_SET PROBLEM:_ Set the listing down unchanged, minus every embedded image.

_ENTRIES SUPPLIED:_

▽

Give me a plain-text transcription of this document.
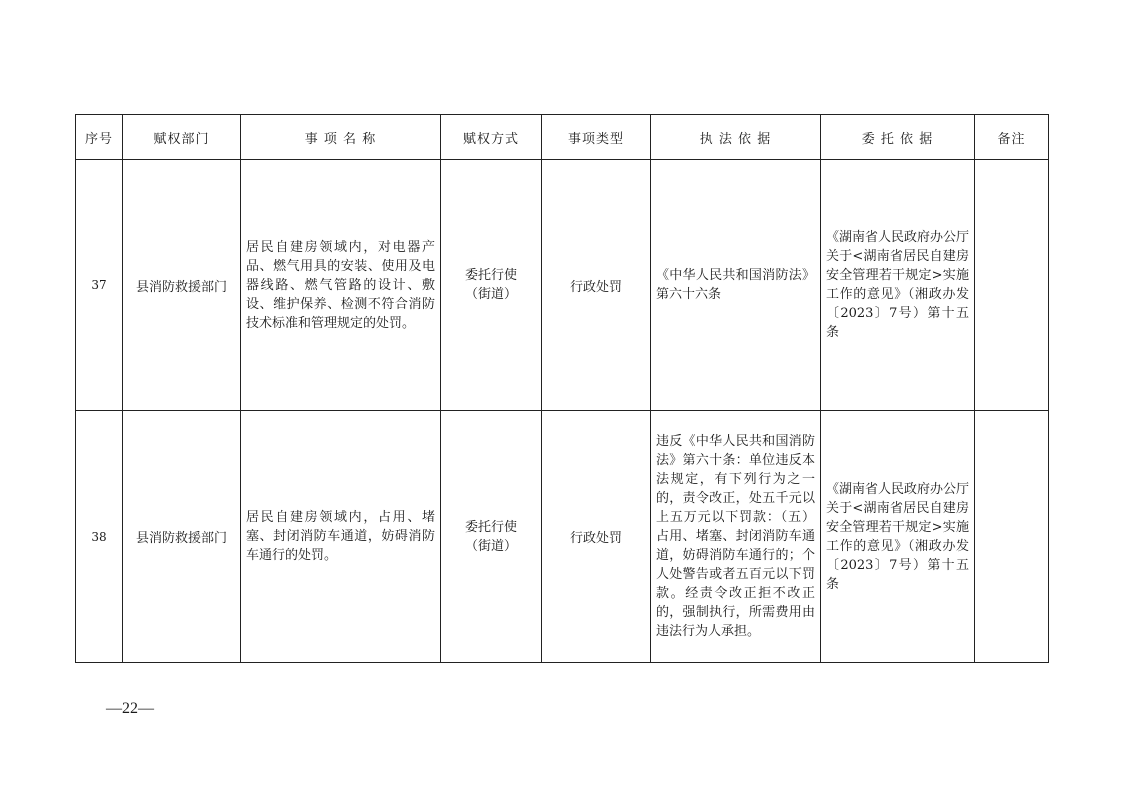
序号	赋权部门	事 项 名 称	赋权方式	事项类型	执 法 依 据	委 托 依 据	备注
37	县消防救援部门	居民自建房领域内，对电器产品、燃气用具的安装、使用及电器线路、燃气管路的设计、敷设、维护保养、检测不符合消防技术标准和管理规定的处罚。	委托行使（街道）	行政处罚	《中华人民共和国消防法》第六十六条	《湖南省人民政府办公厅关于<湖南省居民自建房安全管理若干规定>实施工作的意见》（湘政办发〔2023〕7号）第十五条	
38	县消防救援部门	居民自建房领域内，占用、堵塞、封闭消防车通道，妨碍消防车通行的处罚。	委托行使（街道）	行政处罚	违反《中华人民共和国消防法》第六十条：单位违反本法规定，有下列行为之一的，责令改正，处五千元以上五万元以下罚款：（五）占用、堵塞、封闭消防车通道，妨碍消防车通行的；个人处警告或者五百元以下罚款。经责令改正拒不改正的，强制执行，所需费用由违法行为人承担。	《湖南省人民政府办公厅关于<湖南省居民自建房安全管理若干规定>实施工作的意见》（湘政办发〔2023〕7号）第十五条	
—22—
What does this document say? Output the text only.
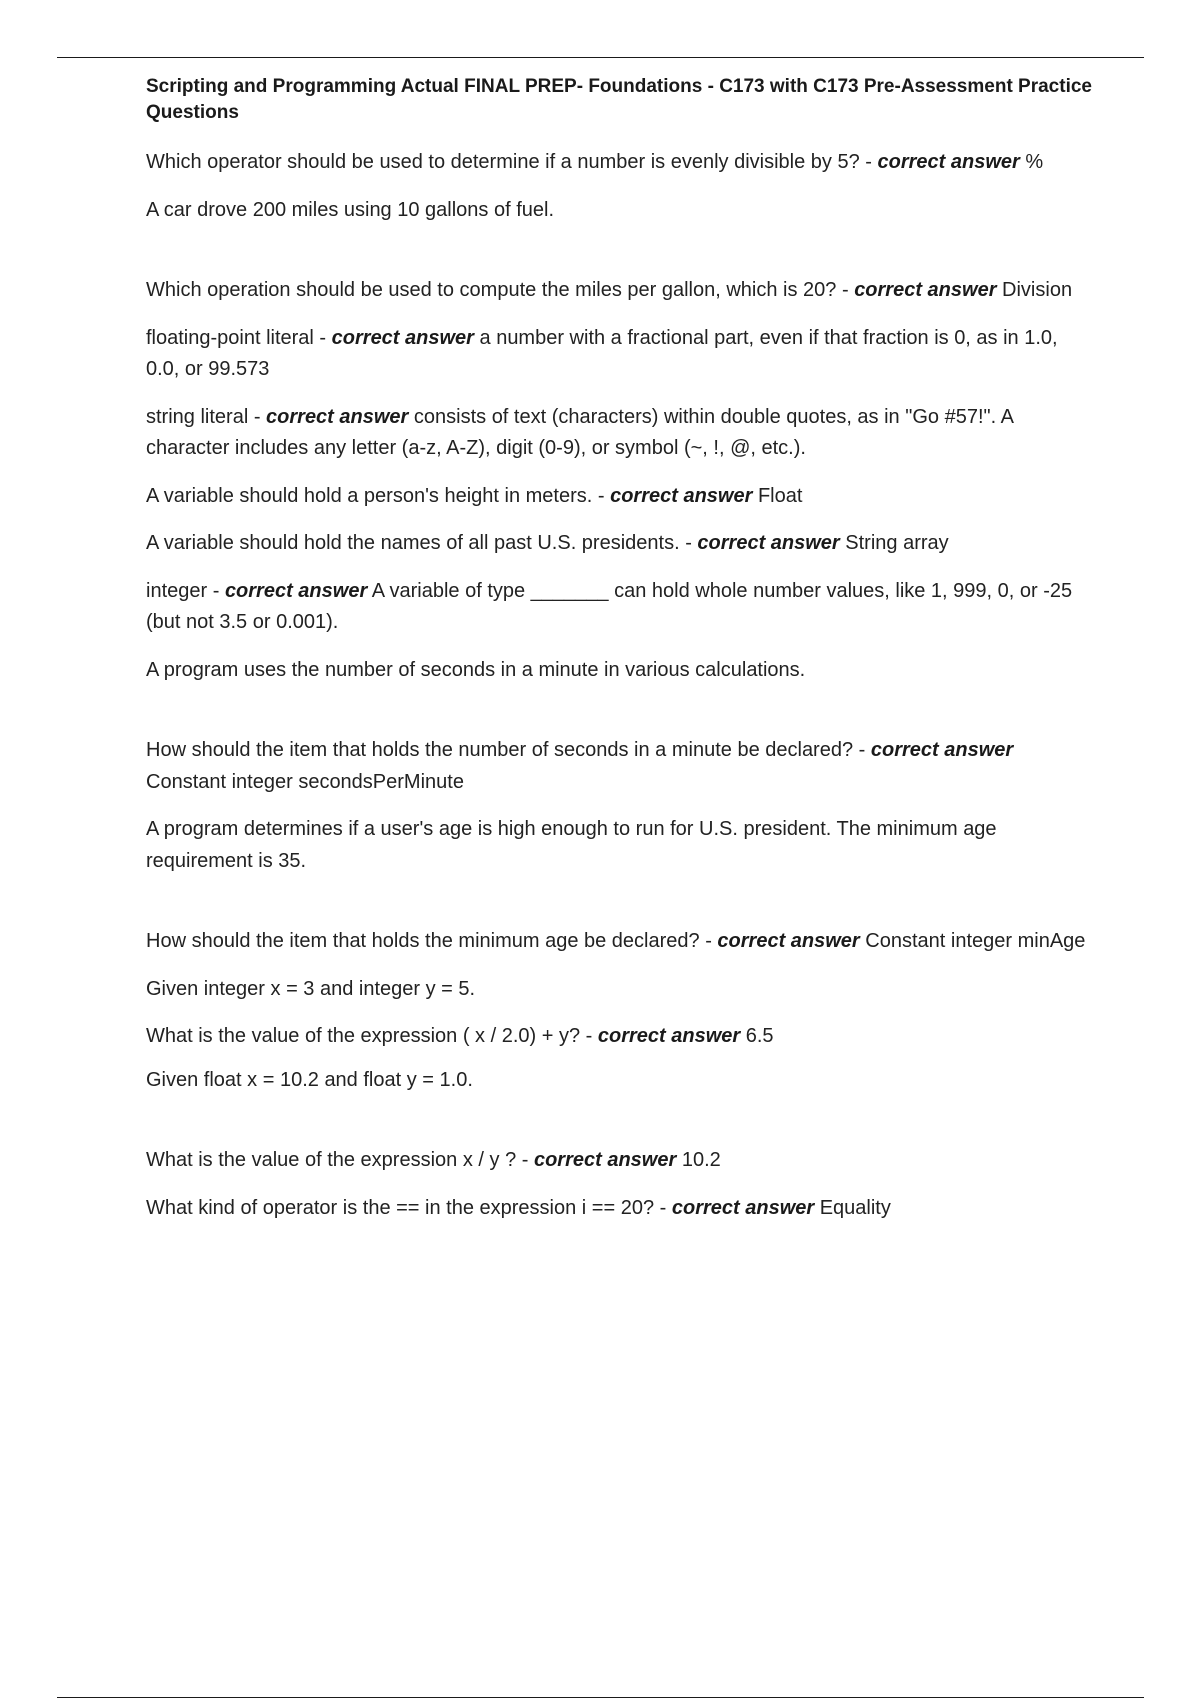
Scripting and Programming Actual FINAL PREP- Foundations - C173 with C173 Pre-Assessment Practice Questions

Which operator should be used to determine if a number is evenly divisible by 5? - correct answer %

A car drove 200 miles using 10 gallons of fuel.

Which operation should be used to compute the miles per gallon, which is 20? - correct answer Division

floating-point literal - correct answer a number with a fractional part, even if that fraction is 0, as in 1.0, 0.0, or 99.573

string literal - correct answer consists of text (characters) within double quotes, as in "Go #57!". A character includes any letter (a-z, A-Z), digit (0-9), or symbol (~, !, @, etc.).

A variable should hold a person's height in meters. - correct answer Float

A variable should hold the names of all past U.S. presidents. - correct answer String array

integer - correct answer A variable of type _______ can hold whole number values, like 1, 999, 0, or -25 (but not 3.5 or 0.001).

A program uses the number of seconds in a minute in various calculations.

How should the item that holds the number of seconds in a minute be declared? - correct answer Constant integer secondsPerMinute

A program determines if a user's age is high enough to run for U.S. president. The minimum age requirement is 35.

How should the item that holds the minimum age be declared? - correct answer Constant integer minAge

Given integer x = 3 and integer y = 5.

What is the value of the expression ( x / 2.0) + y? - correct answer 6.5

Given float x = 10.2 and float y = 1.0.

What is the value of the expression x / y ? - correct answer 10.2

What kind of operator is the == in the expression i == 20? - correct answer Equality
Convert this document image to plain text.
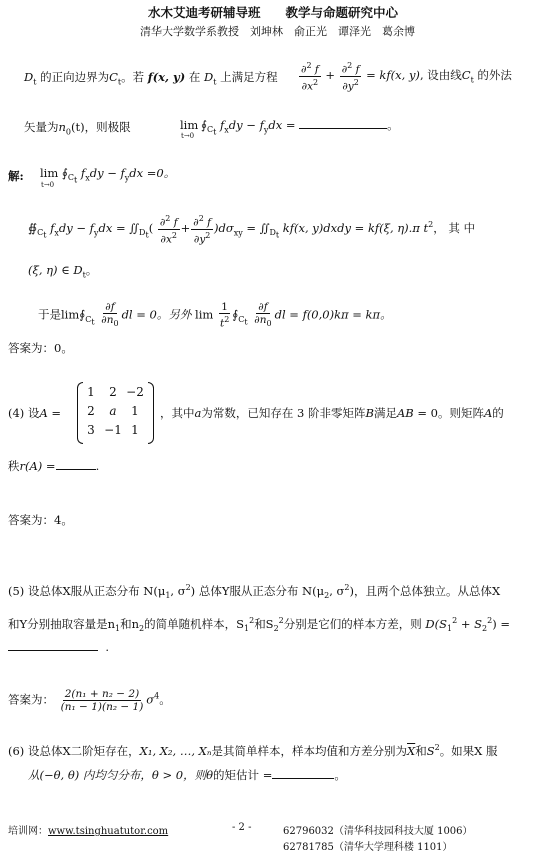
水木艾迪考研辅导班　　教学与命题研究中心
清华大学数学系教授　刘坤林　俞正光　谭泽光　葛余博
$D_t$ 的正向边界为$C_t$。若 f(x, y) 在 $D_t$ 上满足方程 $\frac{\partial^2 f}{\partial x^2} + \frac{\partial^2 f}{\partial y^2} = kf(x$, y), 设由线$C_t$ 的外法
矢量为$n_0(t)$，则极限	lim
t→0
$∮_{C_t}$ $f_xdy - f_ydx$ =	。
解: $\lim ∮_{C_t}$ $f_xdy - f_ydx =0$。
t→0
$∯_{C_t}$ $f_xdy - f_ydx$ = $∬_{D_t}( \frac{\partial^2 f}{\partial x^2} + \frac{\partial^2 f}{\partial y^2} )d\sigma_{xy}$ = $∬_{D_t}$ kf(x, y)dxdy = kf(ξ, η).π $t^2$， 其 中
(ξ, η) ∈ $D_t$。
于是$\lim∮_{C_t} \frac{\partial f}{\partial n_0}$ dl = 0。另外 $\lim \frac{1}{t^2}$ $∮_{C_t} \frac{\partial f}{\partial n_0}$ dl = f(0,0)kπ = kπ。
答案为：0。
(4) 设A =
1	2 −2
2	a	1
3 −1 1
，其中a为常数，已知存在 3 阶非零矩阵B满足AB = 0。则矩阵A的
秩r(A) =	.
答案为：4。
(5) 设总体X服从正态分布 $N(\mu_1$, $\sigma^2$) 总体Y服从正态分布 $N(\mu_2$, $\sigma^2$)，且两个总体独立。从总体X
和Y分别抽取容量是$n_1$和$n_2$的简单随机样本，$S_1^2$和$S_2^2$分别是它们的样本方差，则 $D(S_1^2 + S_2^2)$ =
.
答案为： $\frac{\text{2(n₁ + n₂ − 2)}}{\text{(n₁ − 1)(n₂ − 1)}} \sigma^4$。
(6) 设总体X二阶矩存在，X₁, X₂, …, Xₙ是其简单样本，样本均值和方差分别为$\overline{X}$和$S^2$。如果X 服
从(−θ, θ) 内均匀分布，θ > 0，则θ的矩估计 =	。
培训网：www.tsinghuatutor.com	- 2 -	62796032（清华科技园科技大厦 1006）
62781785（清华大学理科楼 1101）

△

_EXERCISE ANSWER:_
Give me a plain-text transcription of this document.
序号	赋权部门	事 项 名 称	赋权方式	事项类型	执 法 依 据	委 托 依 据	备注
37	县消防救援部门	居民自建房领域内，对电器产品、燃气用具的安装、使用及电器线路、燃气管路的设计、敷设、维护保养、检测不符合消防技术标准和管理规定的处罚。	委托行使（街道）	行政处罚	《中华人民共和国消防法》第六十六条	《湖南省人民政府办公厅关于<湖南省居民自建房安全管理若干规定>实施工作的意见》（湘政办发〔2023〕7号）第十五条	
38	县消防救援部门	居民自建房领域内，占用、堵塞、封闭消防车通道，妨碍消防车通行的处罚。	委托行使（街道）	行政处罚	违反《中华人民共和国消防法》第六十条：单位违反本法规定，有下列行为之一的，责令改正，处五千元以上五万元以下罚款：（五）占用、堵塞、封闭消防车通道，妨碍消防车通行的；个人处警告或者五百元以下罚款。经责令改正拒不改正的，强制执行，所需费用由违法行为人承担。	《湖南省人民政府办公厅关于<湖南省居民自建房安全管理若干规定>实施工作的意见》（湘政办发〔2023〕7号）第十五条	
—22—
What does this document say? Output the text only.
Scripting and Programming Actual FINAL PREP- Foundations - C173 with C173 Pre-Assessment Practice Questions

Which operator should be used to determine if a number is evenly divisible by 5? - correct answer %

A car drove 200 miles using 10 gallons of fuel.

Which operation should be used to compute the miles per gallon, which is 20? - correct answer Division

floating-point literal - correct answer a number with a fractional part, even if that fraction is 0, as in 1.0, 0.0, or 99.573

string literal - correct answer consists of text (characters) within double quotes, as in "Go #57!". A character includes any letter (a-z, A-Z), digit (0-9), or symbol (~, !, @, etc.).

A variable should hold a person's height in meters. - correct answer Float

A variable should hold the names of all past U.S. presidents. - correct answer String array

integer - correct answer A variable of type _______ can hold whole number values, like 1, 999, 0, or -25 (but not 3.5 or 0.001).

A program uses the number of seconds in a minute in various calculations.

How should the item that holds the number of seconds in a minute be declared? - correct answer Constant integer secondsPerMinute

A program determines if a user's age is high enough to run for U.S. president. The minimum age requirement is 35.

How should the item that holds the minimum age be declared? - correct answer Constant integer minAge

Given integer x = 3 and integer y = 5.

What is the value of the expression ( x / 2.0) + y? - correct answer 6.5

Given float x = 10.2 and float y = 1.0.

What is the value of the expression x / y ? - correct answer 10.2

What kind of operator is the == in the expression i == 20? - correct answer Equality
Convert this document image to plain text.
水木艾迪考研辅导班　　教学与命题研究中心
清华大学数学系教授　刘坤林　俞正光　谭泽光　葛余博
$D_t$ 的正向边界为$C_t$。若 f(x, y) 在 $D_t$ 上满足方程 $\frac{\partial^2 f}{\partial x^2} + \frac{\partial^2 f}{\partial y^2} = kf(x$, y), 设由线$C_t$ 的外法
矢量为$n_0(t)$，则极限	lim
t→0
$∮_{C_t}$ $f_xdy - f_ydx$ =	。
解: $\lim ∮_{C_t}$ $f_xdy - f_ydx =0$。
t→0
$∯_{C_t}$ $f_xdy - f_ydx$ = $∬_{D_t}( \frac{\partial^2 f}{\partial x^2} + \frac{\partial^2 f}{\partial y^2} )d\sigma_{xy}$ = $∬_{D_t}$ kf(x, y)dxdy = kf(ξ, η).π $t^2$， 其 中
(ξ, η) ∈ $D_t$。
于是$\lim∮_{C_t} \frac{\partial f}{\partial n_0}$ dl = 0。另外 $\lim \frac{1}{t^2}$ $∮_{C_t} \frac{\partial f}{\partial n_0}$ dl = f(0,0)kπ = kπ。
答案为：0。
(4) 设A =
1	2 −2
2	a	1
3 −1 1
，其中a为常数，已知存在 3 阶非零矩阵B满足AB = 0。则矩阵A的
秩r(A) =	.
答案为：4。
(5) 设总体X服从正态分布 $N(\mu_1$, $\sigma^2$) 总体Y服从正态分布 $N(\mu_2$, $\sigma^2$)，且两个总体独立。从总体X
和Y分别抽取容量是$n_1$和$n_2$的简单随机样本，$S_1^2$和$S_2^2$分别是它们的样本方差，则 $D(S_1^2 + S_2^2)$ =
.
答案为： $\frac{\text{2(n₁ + n₂ − 2)}}{\text{(n₁ − 1)(n₂ − 1)}} \sigma^4$。
(6) 设总体X二阶矩存在，X₁, X₂, …, Xₙ是其简单样本，样本均值和方差分别为$\overline{X}$和$S^2$。如果X 服
从(−θ, θ) 内均匀分布，θ > 0，则θ的矩估计 =	。
培训网：www.tsinghuatutor.com	- 2 -	62796032（清华科技园科技大厦 1006）
62781785（清华大学理科楼 1101）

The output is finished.